Dataset content —

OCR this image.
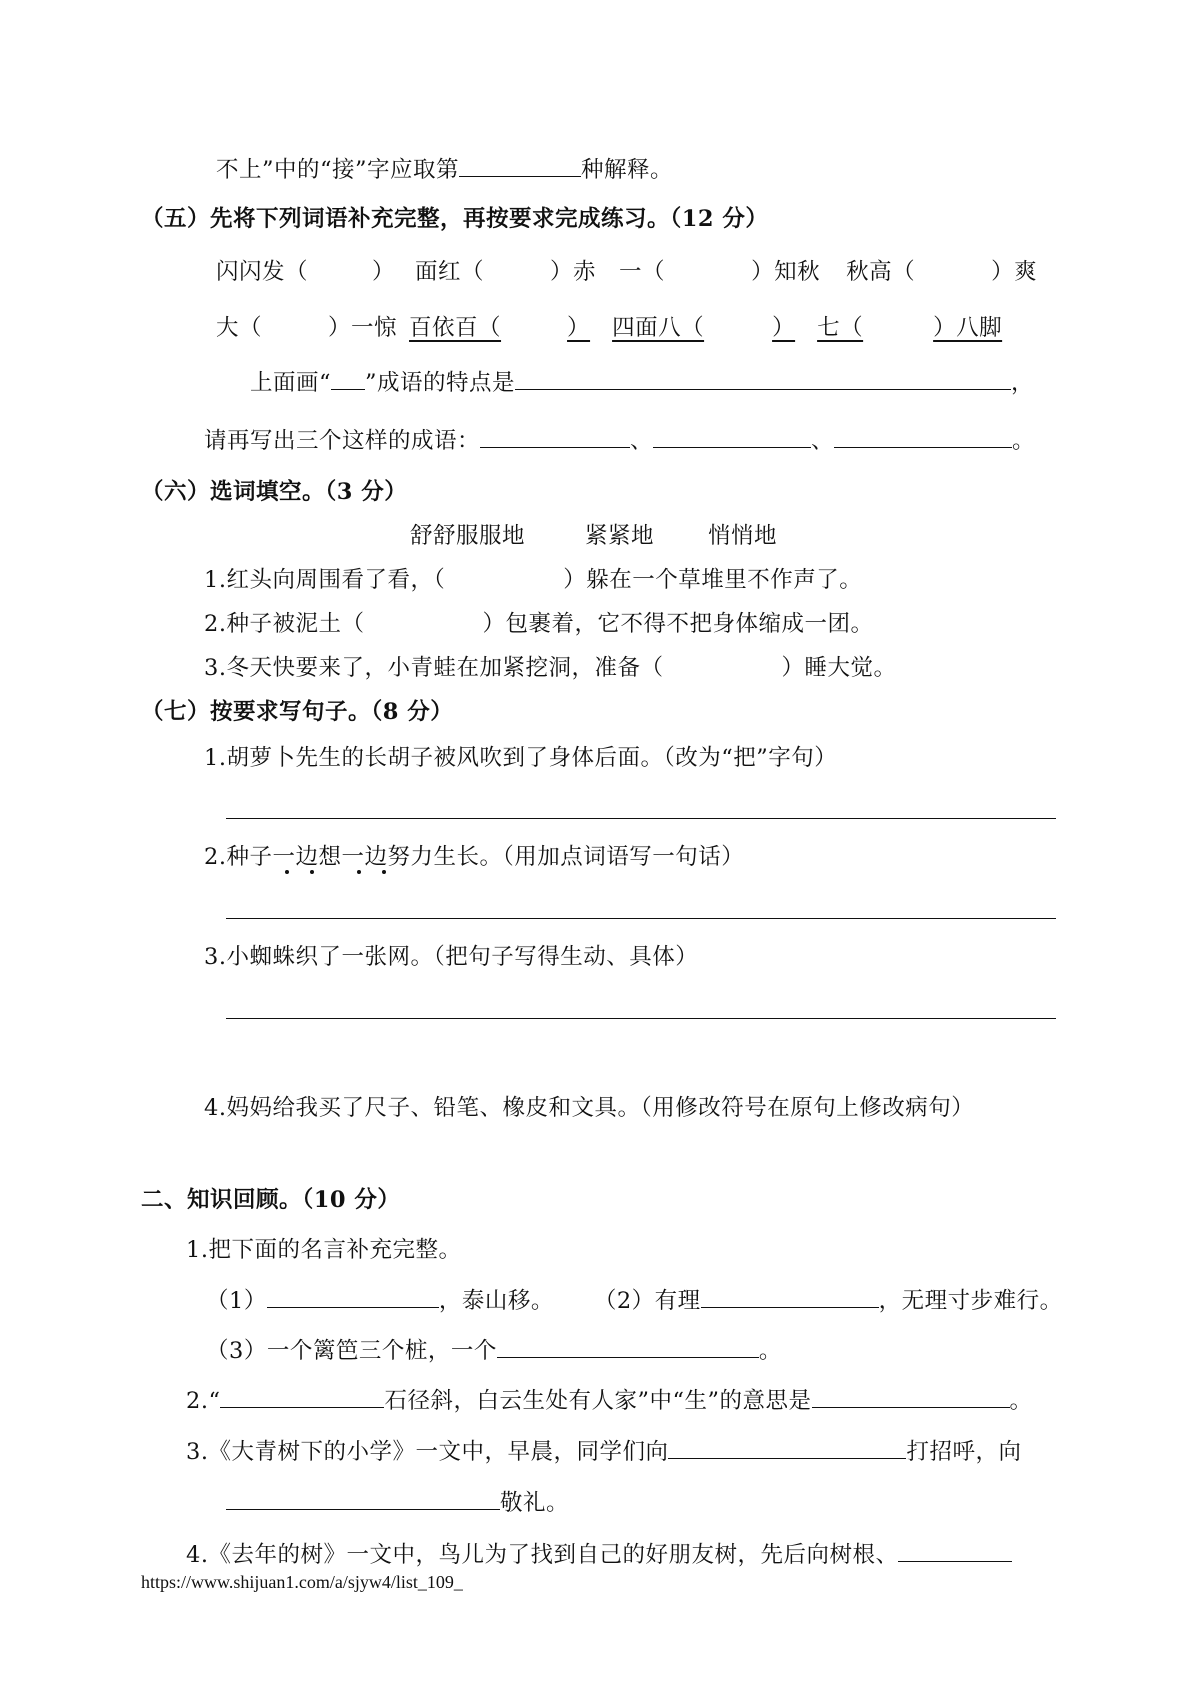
不上”中的“接”字应取第	种解释。
（五）先将下列词语补充完整，再按要求完成练习。（12 分）
闪闪发（	） 面红（	）赤　一（	）知秋 秋高（	）爽
大（	）一惊 百依百（	） 四面八（	） 七（	）八脚
上面画“ ”成语的特点是	，
请再写出三个这样的成语：	、	、	。
（六）选词填空。（3 分）
舒舒服服地	紧紧地 悄悄地
1.红头向周围看了看，（	）躲在一个草堆里不作声了。
2.种子被泥土（	）包裹着，它不得不把身体缩成一团。
3.冬天快要来了，小青蛙在加紧挖洞，准备（	）睡大觉。
（七）按要求写句子。（8 分）
1.胡萝卜先生的长胡子被风吹到了身体后面。（改为“把”字句）
2.种子一边想一边努力生长。（用加点词语写一句话）
3.小蜘蛛织了一张网。（把句子写得生动、具体）
4.妈妈给我买了尺子、铅笔、橡皮和文具。（用修改符号在原句上修改病句）
二、知识回顾。（10 分）
1.把下面的名言补充完整。
（1）	，泰山移。 （2）有理	，无理寸步难行。
（3）一个篱笆三个桩，一个	。
2.“	石径斜，白云生处有人家”中“生”的意思是	。
3.《大青树下的小学》一文中，早晨，同学们向	打招呼，向
敬礼。
4.《去年的树》一文中，鸟儿为了找到自己的好朋友树，先后向树根、
https://www.shijuan1.com/a/sjyw4/list_109_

Written exercise — All of the material above should be reproduced exactly, except the pictures.

Solution below —
OCR this image.
不上”中的“接”字应取第	种解释。
（五）先将下列词语补充完整，再按要求完成练习。（12 分）
闪闪发（	） 面红（	）赤　一（	）知秋 秋高（	）爽
大（	）一惊 百依百（	） 四面八（	） 七（	）八脚
上面画“ ”成语的特点是	，
请再写出三个这样的成语：	、	、	。
（六）选词填空。（3 分）
舒舒服服地	紧紧地 悄悄地
1.红头向周围看了看，（	）躲在一个草堆里不作声了。
2.种子被泥土（	）包裹着，它不得不把身体缩成一团。
3.冬天快要来了，小青蛙在加紧挖洞，准备（	）睡大觉。
（七）按要求写句子。（8 分）
1.胡萝卜先生的长胡子被风吹到了身体后面。（改为“把”字句）
2.种子一边想一边努力生长。（用加点词语写一句话）
3.小蜘蛛织了一张网。（把句子写得生动、具体）
4.妈妈给我买了尺子、铅笔、橡皮和文具。（用修改符号在原句上修改病句）
二、知识回顾。（10 分）
1.把下面的名言补充完整。
（1）	，泰山移。 （2）有理	，无理寸步难行。
（3）一个篱笆三个桩，一个	。
2.“	石径斜，白云生处有人家”中“生”的意思是	。
3.《大青树下的小学》一文中，早晨，同学们向	打招呼，向
敬礼。
4.《去年的树》一文中，鸟儿为了找到自己的好朋友树，先后向树根、
https://www.shijuan1.com/a/sjyw4/list_109_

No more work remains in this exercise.